• [DATASET EXTRACT]:
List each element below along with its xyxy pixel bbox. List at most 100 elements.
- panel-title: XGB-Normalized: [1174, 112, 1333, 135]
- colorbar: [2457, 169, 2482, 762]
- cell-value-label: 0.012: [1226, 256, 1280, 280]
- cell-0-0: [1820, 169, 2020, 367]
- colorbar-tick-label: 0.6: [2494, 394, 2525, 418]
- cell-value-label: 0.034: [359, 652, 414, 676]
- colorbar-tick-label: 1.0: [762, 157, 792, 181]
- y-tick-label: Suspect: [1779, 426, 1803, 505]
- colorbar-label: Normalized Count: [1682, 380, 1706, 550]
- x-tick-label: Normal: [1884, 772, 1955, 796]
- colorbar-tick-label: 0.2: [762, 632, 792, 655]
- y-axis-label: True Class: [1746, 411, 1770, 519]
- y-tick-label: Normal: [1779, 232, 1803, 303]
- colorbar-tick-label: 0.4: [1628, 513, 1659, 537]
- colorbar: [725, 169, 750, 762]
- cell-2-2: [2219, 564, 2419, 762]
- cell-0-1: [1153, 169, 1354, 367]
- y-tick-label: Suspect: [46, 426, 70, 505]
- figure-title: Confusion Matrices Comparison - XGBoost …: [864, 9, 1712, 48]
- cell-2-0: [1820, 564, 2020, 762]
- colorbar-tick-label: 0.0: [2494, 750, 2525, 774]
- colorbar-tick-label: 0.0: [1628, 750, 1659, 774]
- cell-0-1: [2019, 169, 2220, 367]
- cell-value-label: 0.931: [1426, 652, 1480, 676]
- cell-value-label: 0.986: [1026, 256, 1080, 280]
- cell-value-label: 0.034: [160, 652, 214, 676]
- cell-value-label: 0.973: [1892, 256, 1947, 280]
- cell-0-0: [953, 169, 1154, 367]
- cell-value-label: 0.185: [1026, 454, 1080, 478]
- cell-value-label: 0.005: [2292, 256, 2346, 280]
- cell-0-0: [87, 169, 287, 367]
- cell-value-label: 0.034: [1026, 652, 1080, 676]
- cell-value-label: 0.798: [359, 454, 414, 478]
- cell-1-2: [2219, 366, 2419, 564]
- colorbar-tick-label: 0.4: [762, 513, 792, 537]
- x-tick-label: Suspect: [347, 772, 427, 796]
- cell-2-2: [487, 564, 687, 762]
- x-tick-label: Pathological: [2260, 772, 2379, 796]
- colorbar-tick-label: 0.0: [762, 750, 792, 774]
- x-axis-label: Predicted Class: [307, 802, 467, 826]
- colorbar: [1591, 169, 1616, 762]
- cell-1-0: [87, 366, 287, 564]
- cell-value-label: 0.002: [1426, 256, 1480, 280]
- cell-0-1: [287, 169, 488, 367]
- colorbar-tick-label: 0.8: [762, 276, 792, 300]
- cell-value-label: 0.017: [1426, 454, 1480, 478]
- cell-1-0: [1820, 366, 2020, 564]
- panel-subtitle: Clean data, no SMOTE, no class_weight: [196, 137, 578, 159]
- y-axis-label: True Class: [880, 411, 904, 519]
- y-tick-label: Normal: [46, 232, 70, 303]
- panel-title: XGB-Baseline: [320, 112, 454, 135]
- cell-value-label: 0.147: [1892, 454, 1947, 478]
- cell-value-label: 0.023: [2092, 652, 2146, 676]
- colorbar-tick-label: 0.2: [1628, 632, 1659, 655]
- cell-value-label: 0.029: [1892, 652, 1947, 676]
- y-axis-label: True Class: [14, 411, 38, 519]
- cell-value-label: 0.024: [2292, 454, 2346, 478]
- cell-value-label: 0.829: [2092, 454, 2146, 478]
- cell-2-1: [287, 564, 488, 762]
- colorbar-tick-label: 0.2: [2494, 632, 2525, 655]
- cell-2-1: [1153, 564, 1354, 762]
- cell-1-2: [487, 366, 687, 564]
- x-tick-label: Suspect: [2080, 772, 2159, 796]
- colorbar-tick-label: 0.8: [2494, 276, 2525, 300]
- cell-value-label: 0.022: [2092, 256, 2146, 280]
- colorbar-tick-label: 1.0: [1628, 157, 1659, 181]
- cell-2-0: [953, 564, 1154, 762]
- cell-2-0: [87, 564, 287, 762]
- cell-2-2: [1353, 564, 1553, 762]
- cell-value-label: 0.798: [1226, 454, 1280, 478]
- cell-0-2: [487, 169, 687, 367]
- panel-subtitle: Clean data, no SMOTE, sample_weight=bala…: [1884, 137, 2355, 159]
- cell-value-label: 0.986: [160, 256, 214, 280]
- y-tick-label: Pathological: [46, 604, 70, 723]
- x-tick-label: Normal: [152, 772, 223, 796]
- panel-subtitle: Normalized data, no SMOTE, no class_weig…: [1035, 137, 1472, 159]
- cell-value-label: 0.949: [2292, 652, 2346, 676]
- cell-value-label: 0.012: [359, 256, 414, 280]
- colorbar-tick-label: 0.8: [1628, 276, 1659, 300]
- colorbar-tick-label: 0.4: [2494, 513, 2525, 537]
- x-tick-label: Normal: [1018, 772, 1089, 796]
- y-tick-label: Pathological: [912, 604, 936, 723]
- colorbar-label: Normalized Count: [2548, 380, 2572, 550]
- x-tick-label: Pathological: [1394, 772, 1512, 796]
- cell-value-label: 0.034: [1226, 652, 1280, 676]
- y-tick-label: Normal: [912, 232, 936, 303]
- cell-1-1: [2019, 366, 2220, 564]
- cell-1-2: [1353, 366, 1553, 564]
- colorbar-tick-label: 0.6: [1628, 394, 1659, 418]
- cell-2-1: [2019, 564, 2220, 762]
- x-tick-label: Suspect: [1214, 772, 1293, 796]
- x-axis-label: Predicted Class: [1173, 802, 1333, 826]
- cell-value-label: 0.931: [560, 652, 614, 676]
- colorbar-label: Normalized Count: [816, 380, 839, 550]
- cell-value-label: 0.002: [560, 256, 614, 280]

• [WORK TO COMPLETE]: Rewrite the records as a numbered list, starting with their first line and going on through the line containing "- colorbar-tick-label: 0.2: [762, 632, 792, 655]". Leave out any blank lines.

• [OUTPUT]:
1. List each element below along with its xyxy pixel bbox. List at most 100 elements.
2. - panel-title: XGB-Normalized: [1174, 112, 1333, 135]
3. - colorbar: [2457, 169, 2482, 762]
4. - cell-value-label: 0.012: [1226, 256, 1280, 280]
5. - cell-0-0: [1820, 169, 2020, 367]
6. - colorbar-tick-label: 0.6: [2494, 394, 2525, 418]
7. - cell-value-label: 0.034: [359, 652, 414, 676]
8. - colorbar-tick-label: 1.0: [762, 157, 792, 181]
9. - y-tick-label: Suspect: [1779, 426, 1803, 505]
10. - colorbar-label: Normalized Count: [1682, 380, 1706, 550]
11. - x-tick-label: Normal: [1884, 772, 1955, 796]
12. - colorbar-tick-label: 0.2: [762, 632, 792, 655]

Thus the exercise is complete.